§ **Task to carry out**
Spot each line in the records below where the word "security" occurs, then copy it.

start Data in this exercise

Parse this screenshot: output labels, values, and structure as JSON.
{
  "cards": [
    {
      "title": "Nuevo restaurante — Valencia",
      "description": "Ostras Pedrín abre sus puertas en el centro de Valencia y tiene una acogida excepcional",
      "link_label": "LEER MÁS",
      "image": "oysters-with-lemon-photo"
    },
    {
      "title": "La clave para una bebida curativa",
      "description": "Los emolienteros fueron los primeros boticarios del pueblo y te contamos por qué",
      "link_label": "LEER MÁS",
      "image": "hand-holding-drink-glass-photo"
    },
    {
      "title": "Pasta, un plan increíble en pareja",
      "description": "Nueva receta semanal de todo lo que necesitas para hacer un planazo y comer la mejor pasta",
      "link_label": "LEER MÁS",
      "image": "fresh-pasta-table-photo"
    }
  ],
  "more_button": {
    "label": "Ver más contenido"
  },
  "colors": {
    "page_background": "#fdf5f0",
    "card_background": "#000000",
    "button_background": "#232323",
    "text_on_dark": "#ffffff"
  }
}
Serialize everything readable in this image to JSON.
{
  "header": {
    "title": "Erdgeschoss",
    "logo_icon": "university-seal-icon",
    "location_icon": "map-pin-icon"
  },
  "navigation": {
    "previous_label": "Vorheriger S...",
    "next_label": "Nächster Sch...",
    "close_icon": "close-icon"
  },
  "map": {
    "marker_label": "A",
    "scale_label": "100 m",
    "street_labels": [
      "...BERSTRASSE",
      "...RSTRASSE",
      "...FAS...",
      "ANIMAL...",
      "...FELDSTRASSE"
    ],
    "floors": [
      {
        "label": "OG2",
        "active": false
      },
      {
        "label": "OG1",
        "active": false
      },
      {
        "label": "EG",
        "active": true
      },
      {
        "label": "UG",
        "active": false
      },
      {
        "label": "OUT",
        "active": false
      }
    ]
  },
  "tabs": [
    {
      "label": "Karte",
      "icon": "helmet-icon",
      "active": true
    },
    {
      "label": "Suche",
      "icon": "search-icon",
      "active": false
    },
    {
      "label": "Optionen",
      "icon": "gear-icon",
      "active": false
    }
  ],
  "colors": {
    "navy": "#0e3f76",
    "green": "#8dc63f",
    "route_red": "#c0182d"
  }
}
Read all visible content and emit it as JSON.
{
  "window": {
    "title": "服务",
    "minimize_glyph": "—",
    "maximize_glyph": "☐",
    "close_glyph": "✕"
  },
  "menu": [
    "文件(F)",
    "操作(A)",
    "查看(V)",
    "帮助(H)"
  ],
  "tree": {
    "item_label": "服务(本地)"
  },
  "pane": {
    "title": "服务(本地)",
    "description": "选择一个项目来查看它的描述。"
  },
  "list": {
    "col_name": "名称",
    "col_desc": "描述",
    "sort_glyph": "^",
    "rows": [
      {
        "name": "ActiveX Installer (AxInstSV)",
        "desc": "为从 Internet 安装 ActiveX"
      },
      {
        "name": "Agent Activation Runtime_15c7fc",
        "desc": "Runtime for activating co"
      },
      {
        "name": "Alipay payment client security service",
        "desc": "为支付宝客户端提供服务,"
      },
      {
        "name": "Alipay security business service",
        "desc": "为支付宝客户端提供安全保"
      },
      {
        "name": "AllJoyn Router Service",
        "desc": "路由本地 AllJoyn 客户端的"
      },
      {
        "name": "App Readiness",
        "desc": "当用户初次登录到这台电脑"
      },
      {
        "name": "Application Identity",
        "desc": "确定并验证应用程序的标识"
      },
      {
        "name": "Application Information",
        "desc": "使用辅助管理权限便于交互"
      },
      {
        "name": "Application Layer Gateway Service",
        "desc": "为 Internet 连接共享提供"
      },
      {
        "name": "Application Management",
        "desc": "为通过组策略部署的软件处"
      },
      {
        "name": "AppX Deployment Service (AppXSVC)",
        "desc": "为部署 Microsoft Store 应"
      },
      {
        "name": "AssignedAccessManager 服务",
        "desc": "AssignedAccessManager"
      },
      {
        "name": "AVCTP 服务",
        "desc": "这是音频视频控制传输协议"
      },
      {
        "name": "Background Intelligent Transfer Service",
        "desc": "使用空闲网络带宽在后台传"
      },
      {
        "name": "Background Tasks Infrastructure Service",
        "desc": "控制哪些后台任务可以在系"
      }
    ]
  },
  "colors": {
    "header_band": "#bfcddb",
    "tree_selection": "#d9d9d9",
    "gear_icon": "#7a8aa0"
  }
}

end Data in this exercise

§ **Full solution**
        "name": "Alipay payment client security service",
        "name": "Alipay security business service",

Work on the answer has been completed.